- [Entries taken from a collection]
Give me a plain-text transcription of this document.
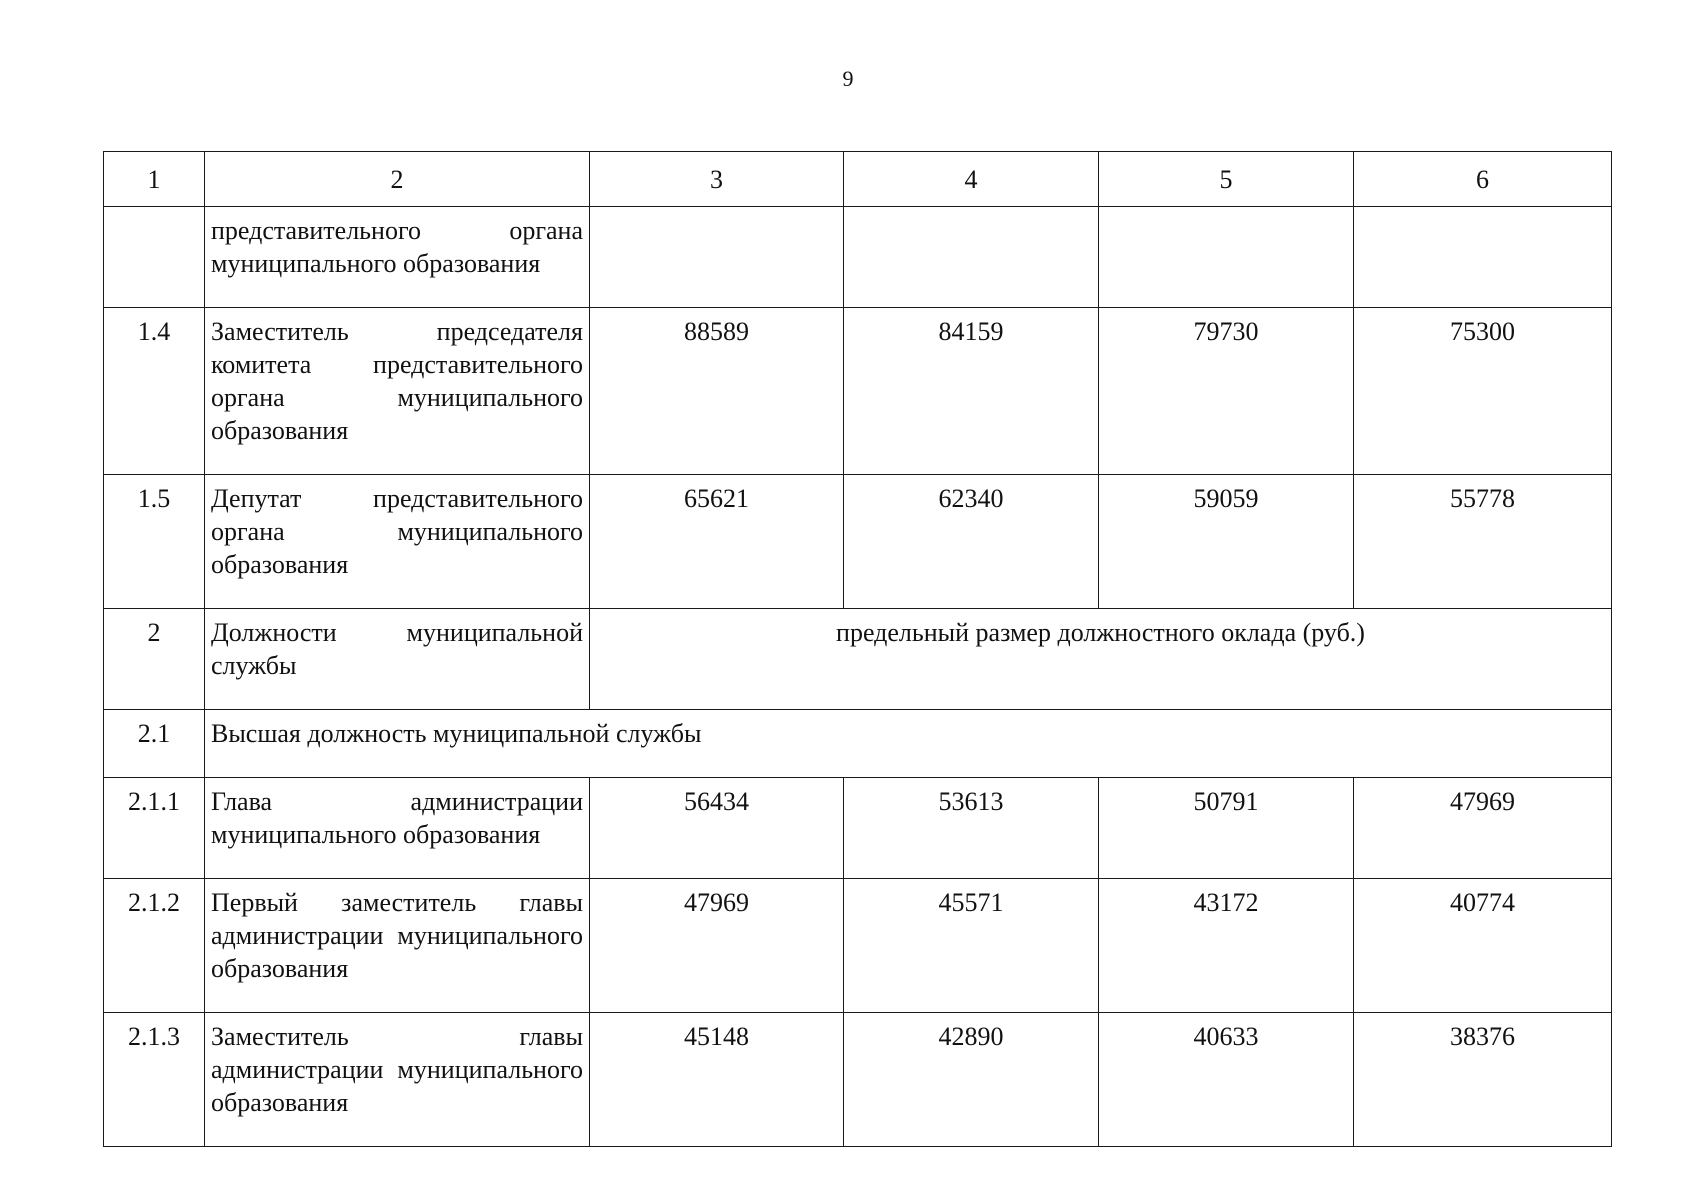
9
1	2	3	4	5	6
	представительного органа муниципального образования				
1.4	Заместитель председателя комитета представительного органа муниципального образования	88589	84159	79730	75300
1.5	Депутат представительного органа муниципального образования	65621	62340	59059	55778
2	Должности муниципальной службы	предельный размер должностного оклада (руб.)			
2.1	Высшая должность муниципальной службы				
2.1.1	Глава администрации муниципального образования	56434	53613	50791	47969
2.1.2	Первый заместитель главы администрации муниципального образования	47969	45571	43172	40774
2.1.3	Заместитель главы администрации муниципального образования	45148	42890	40633	38376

- [GOAL] Pictures are to be left out; all else in the entries above is to be quoted exactly.

- [RESPONSE TO THIS EXERCISE]
Give me a plain-text transcription of this document.
9
1	2	3	4	5	6
	представительного органа муниципального образования				
1.4	Заместитель председателя комитета представительного органа муниципального образования	88589	84159	79730	75300
1.5	Депутат представительного органа муниципального образования	65621	62340	59059	55778
2	Должности муниципальной службы	предельный размер должностного оклада (руб.)			
2.1	Высшая должность муниципальной службы				
2.1.1	Глава администрации муниципального образования	56434	53613	50791	47969
2.1.2	Первый заместитель главы администрации муниципального образования	47969	45571	43172	40774
2.1.3	Заместитель главы администрации муниципального образования	45148	42890	40633	38376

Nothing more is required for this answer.